== Task ==
Each record below should be repeated precisely as written.

== Task material ==
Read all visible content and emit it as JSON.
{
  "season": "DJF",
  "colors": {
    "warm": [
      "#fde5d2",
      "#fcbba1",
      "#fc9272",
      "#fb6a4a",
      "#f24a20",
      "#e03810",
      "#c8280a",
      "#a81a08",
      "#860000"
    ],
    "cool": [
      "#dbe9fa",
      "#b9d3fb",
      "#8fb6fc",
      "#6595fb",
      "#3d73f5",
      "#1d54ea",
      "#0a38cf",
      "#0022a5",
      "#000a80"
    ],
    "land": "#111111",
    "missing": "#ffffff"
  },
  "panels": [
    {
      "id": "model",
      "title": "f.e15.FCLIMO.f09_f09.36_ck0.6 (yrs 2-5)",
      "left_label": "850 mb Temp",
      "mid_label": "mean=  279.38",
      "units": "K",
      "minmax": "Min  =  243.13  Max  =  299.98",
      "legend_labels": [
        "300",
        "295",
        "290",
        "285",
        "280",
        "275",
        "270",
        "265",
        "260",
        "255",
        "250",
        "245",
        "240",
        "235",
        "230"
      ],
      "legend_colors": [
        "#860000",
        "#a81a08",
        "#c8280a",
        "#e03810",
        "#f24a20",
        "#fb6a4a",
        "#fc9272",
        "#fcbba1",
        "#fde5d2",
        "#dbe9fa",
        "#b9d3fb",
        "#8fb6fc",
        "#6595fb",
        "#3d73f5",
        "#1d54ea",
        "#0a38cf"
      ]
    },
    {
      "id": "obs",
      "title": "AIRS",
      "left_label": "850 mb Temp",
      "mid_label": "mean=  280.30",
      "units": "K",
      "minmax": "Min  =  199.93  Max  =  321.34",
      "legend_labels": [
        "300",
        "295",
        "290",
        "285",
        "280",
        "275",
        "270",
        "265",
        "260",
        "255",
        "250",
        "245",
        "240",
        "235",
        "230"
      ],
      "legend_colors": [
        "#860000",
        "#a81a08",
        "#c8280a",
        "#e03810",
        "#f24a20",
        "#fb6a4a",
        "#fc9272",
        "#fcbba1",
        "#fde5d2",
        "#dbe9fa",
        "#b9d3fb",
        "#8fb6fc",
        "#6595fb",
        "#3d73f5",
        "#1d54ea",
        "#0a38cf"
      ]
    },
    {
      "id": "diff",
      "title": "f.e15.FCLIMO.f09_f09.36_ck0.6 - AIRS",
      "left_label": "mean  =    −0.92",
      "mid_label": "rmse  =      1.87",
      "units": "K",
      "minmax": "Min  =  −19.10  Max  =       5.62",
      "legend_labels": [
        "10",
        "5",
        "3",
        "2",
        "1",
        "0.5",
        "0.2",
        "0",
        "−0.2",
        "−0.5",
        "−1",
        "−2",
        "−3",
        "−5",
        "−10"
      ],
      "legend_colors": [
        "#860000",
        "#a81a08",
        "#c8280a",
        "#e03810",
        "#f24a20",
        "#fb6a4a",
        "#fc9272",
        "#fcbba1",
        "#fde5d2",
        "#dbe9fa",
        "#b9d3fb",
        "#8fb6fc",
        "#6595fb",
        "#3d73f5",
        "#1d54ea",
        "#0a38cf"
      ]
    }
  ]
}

== Written answer ==
Read all visible content and emit it as JSON.
{
  "season": "DJF",
  "colors": {
    "warm": [
      "#fde5d2",
      "#fcbba1",
      "#fc9272",
      "#fb6a4a",
      "#f24a20",
      "#e03810",
      "#c8280a",
      "#a81a08",
      "#860000"
    ],
    "cool": [
      "#dbe9fa",
      "#b9d3fb",
      "#8fb6fc",
      "#6595fb",
      "#3d73f5",
      "#1d54ea",
      "#0a38cf",
      "#0022a5",
      "#000a80"
    ],
    "land": "#111111",
    "missing": "#ffffff"
  },
  "panels": [
    {
      "id": "model",
      "title": "f.e15.FCLIMO.f09_f09.36_ck0.6 (yrs 2-5)",
      "left_label": "850 mb Temp",
      "mid_label": "mean=  279.38",
      "units": "K",
      "minmax": "Min  =  243.13  Max  =  299.98",
      "legend_labels": [
        "300",
        "295",
        "290",
        "285",
        "280",
        "275",
        "270",
        "265",
        "260",
        "255",
        "250",
        "245",
        "240",
        "235",
        "230"
      ],
      "legend_colors": [
        "#860000",
        "#a81a08",
        "#c8280a",
        "#e03810",
        "#f24a20",
        "#fb6a4a",
        "#fc9272",
        "#fcbba1",
        "#fde5d2",
        "#dbe9fa",
        "#b9d3fb",
        "#8fb6fc",
        "#6595fb",
        "#3d73f5",
        "#1d54ea",
        "#0a38cf"
      ]
    },
    {
      "id": "obs",
      "title": "AIRS",
      "left_label": "850 mb Temp",
      "mid_label": "mean=  280.30",
      "units": "K",
      "minmax": "Min  =  199.93  Max  =  321.34",
      "legend_labels": [
        "300",
        "295",
        "290",
        "285",
        "280",
        "275",
        "270",
        "265",
        "260",
        "255",
        "250",
        "245",
        "240",
        "235",
        "230"
      ],
      "legend_colors": [
        "#860000",
        "#a81a08",
        "#c8280a",
        "#e03810",
        "#f24a20",
        "#fb6a4a",
        "#fc9272",
        "#fcbba1",
        "#fde5d2",
        "#dbe9fa",
        "#b9d3fb",
        "#8fb6fc",
        "#6595fb",
        "#3d73f5",
        "#1d54ea",
        "#0a38cf"
      ]
    },
    {
      "id": "diff",
      "title": "f.e15.FCLIMO.f09_f09.36_ck0.6 - AIRS",
      "left_label": "mean  =    −0.92",
      "mid_label": "rmse  =      1.87",
      "units": "K",
      "minmax": "Min  =  −19.10  Max  =       5.62",
      "legend_labels": [
        "10",
        "5",
        "3",
        "2",
        "1",
        "0.5",
        "0.2",
        "0",
        "−0.2",
        "−0.5",
        "−1",
        "−2",
        "−3",
        "−5",
        "−10"
      ],
      "legend_colors": [
        "#860000",
        "#a81a08",
        "#c8280a",
        "#e03810",
        "#f24a20",
        "#fb6a4a",
        "#fc9272",
        "#fcbba1",
        "#fde5d2",
        "#dbe9fa",
        "#b9d3fb",
        "#8fb6fc",
        "#6595fb",
        "#3d73f5",
        "#1d54ea",
        "#0a38cf"
      ]
    }
  ]
}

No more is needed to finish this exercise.